**What you are asked to do**
Read through the entries below and return each line with the word "Costs".

Figure data in JSON
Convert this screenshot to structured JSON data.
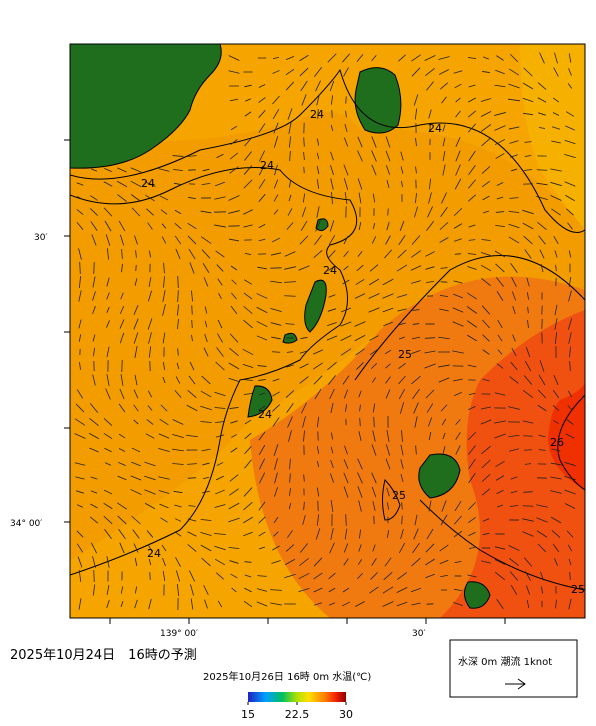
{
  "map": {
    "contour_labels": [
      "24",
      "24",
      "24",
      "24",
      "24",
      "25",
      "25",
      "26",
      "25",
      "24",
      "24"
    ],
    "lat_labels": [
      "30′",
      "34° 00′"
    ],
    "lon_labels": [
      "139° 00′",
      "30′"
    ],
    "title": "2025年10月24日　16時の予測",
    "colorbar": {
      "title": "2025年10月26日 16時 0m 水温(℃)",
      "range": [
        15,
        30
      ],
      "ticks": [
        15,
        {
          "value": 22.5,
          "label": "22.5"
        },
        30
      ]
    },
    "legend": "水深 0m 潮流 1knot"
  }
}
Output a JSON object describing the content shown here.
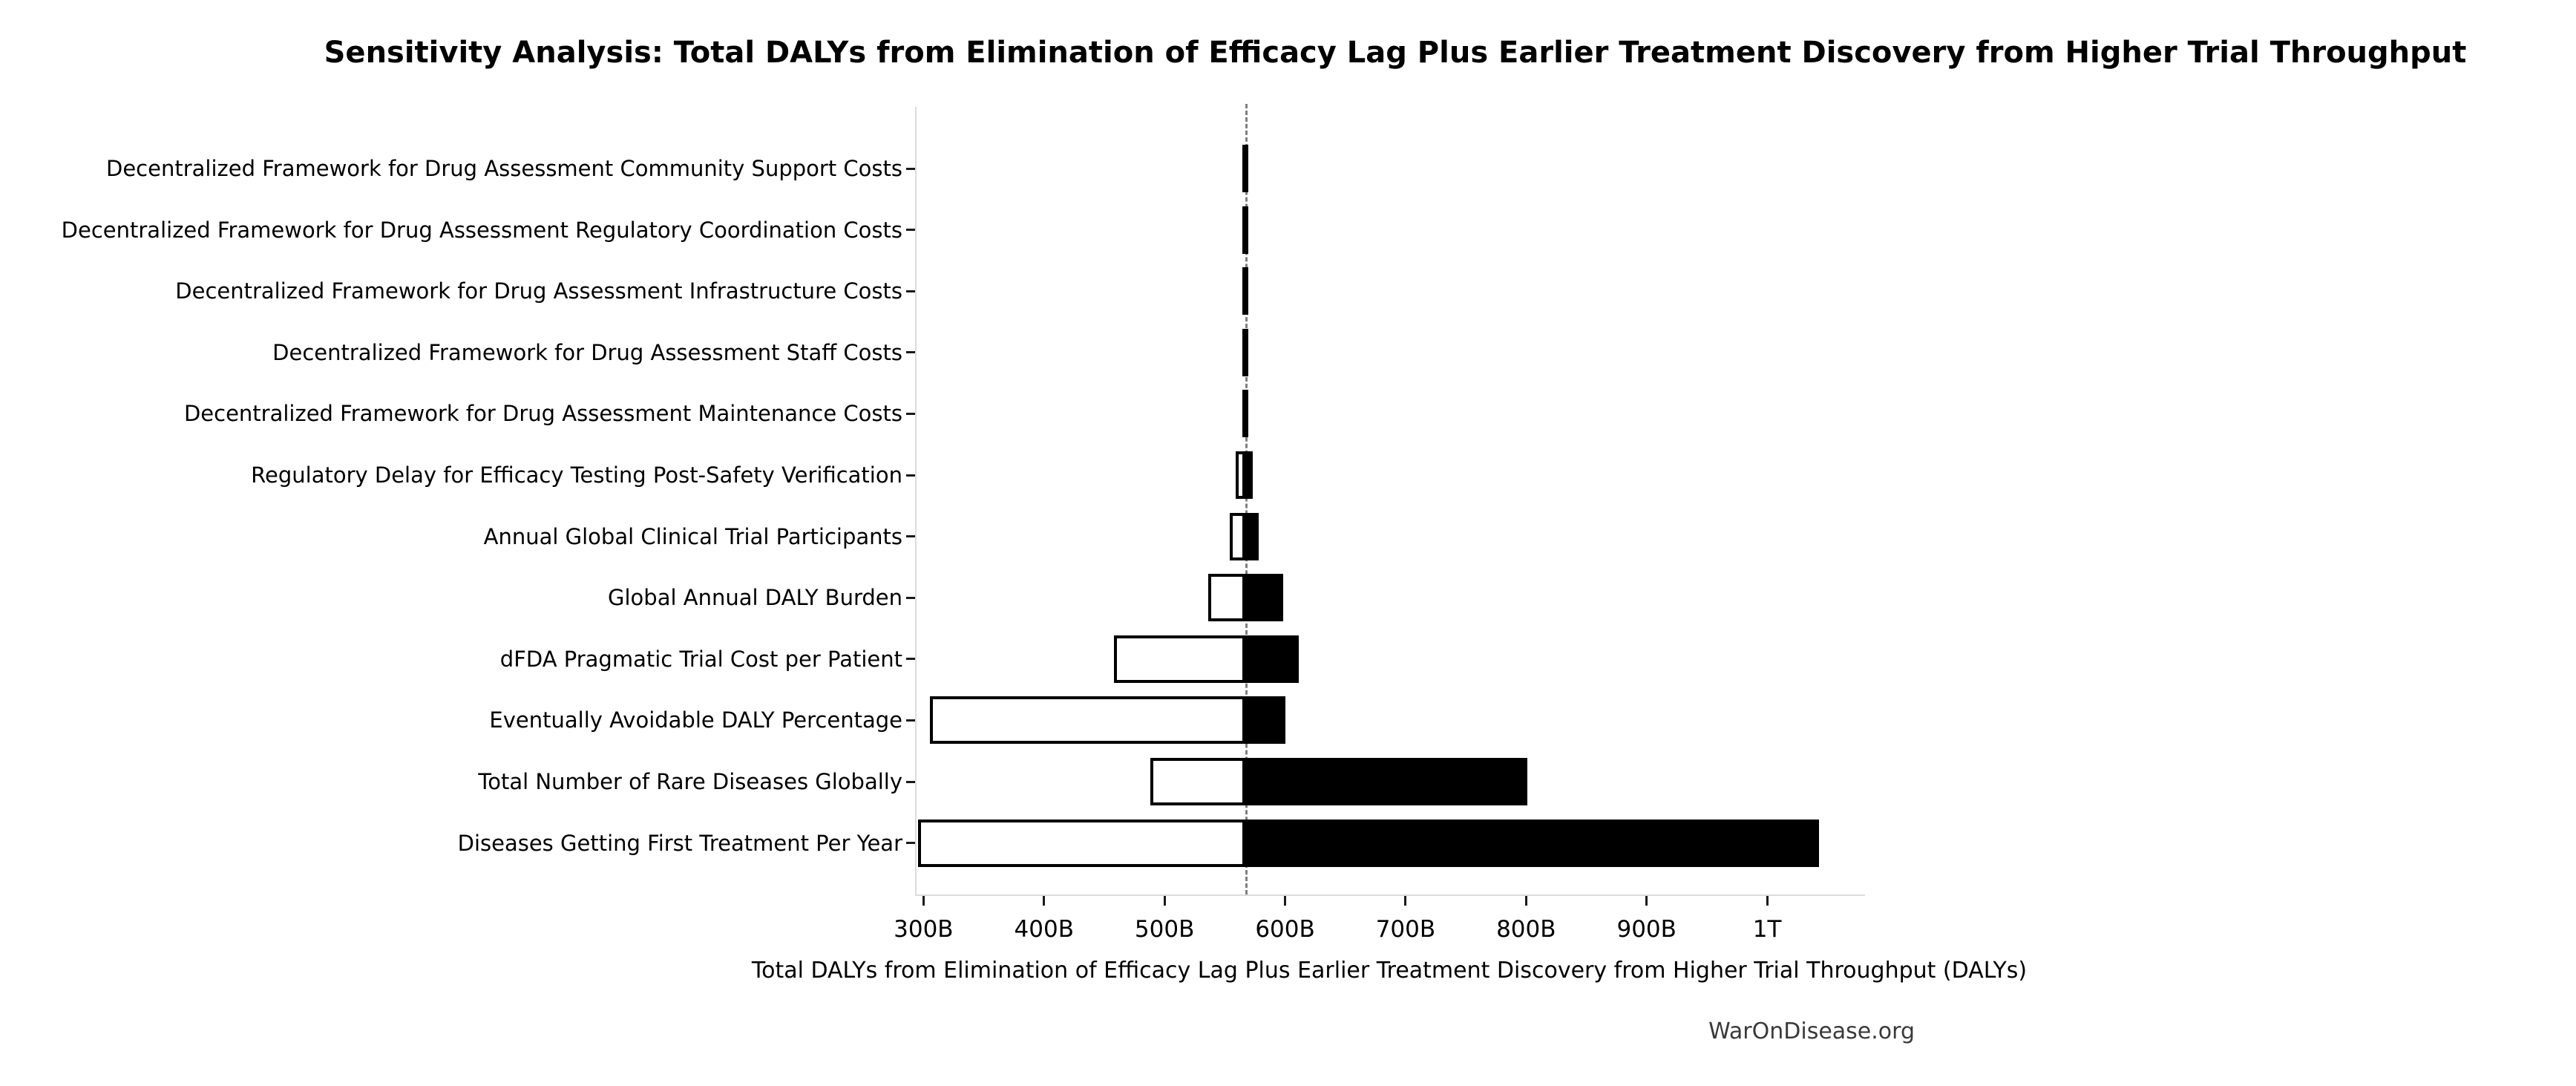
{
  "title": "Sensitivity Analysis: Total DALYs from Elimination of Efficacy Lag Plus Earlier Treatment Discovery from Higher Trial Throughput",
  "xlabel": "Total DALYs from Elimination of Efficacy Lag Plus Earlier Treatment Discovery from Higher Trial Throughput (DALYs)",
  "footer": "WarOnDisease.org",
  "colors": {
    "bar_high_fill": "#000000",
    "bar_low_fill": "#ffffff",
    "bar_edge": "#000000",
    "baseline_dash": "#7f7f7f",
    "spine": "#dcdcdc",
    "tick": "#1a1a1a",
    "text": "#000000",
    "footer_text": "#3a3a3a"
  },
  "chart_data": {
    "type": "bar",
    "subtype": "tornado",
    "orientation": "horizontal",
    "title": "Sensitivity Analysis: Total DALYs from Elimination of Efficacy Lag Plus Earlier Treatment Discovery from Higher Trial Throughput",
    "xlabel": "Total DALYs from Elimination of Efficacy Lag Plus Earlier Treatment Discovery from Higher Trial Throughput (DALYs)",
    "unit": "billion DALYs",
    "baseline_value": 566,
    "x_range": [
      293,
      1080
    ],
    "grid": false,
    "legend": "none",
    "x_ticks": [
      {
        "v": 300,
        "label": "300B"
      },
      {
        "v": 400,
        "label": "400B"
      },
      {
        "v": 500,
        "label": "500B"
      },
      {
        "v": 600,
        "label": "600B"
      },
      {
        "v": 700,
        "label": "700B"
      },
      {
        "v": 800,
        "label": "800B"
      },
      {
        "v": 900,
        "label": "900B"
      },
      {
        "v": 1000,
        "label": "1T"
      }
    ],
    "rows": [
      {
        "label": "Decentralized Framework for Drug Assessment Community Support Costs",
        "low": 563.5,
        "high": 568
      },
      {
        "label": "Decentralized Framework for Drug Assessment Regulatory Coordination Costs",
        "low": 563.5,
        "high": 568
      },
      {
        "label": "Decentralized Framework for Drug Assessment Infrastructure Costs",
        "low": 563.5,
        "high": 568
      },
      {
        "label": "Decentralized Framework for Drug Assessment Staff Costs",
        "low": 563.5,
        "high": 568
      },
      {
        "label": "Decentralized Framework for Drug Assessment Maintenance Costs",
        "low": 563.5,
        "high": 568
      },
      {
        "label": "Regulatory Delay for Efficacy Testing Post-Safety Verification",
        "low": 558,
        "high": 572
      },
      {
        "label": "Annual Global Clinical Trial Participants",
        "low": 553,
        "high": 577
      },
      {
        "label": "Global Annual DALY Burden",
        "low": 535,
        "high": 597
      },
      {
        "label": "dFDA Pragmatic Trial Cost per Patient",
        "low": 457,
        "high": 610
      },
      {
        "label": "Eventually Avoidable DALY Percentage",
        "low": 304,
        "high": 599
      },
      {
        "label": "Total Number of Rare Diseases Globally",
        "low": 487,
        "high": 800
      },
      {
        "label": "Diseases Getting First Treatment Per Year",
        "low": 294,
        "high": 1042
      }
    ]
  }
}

**Solution to the problem**
        "label": "Decentralized Framework for Drug Assessment Community Support Costs",
        "label": "Decentralized Framework for Drug Assessment Regulatory Coordination Costs",
        "label": "Decentralized Framework for Drug Assessment Infrastructure Costs",
        "label": "Decentralized Framework for Drug Assessment Staff Costs",
        "label": "Decentralized Framework for Drug Assessment Maintenance Costs",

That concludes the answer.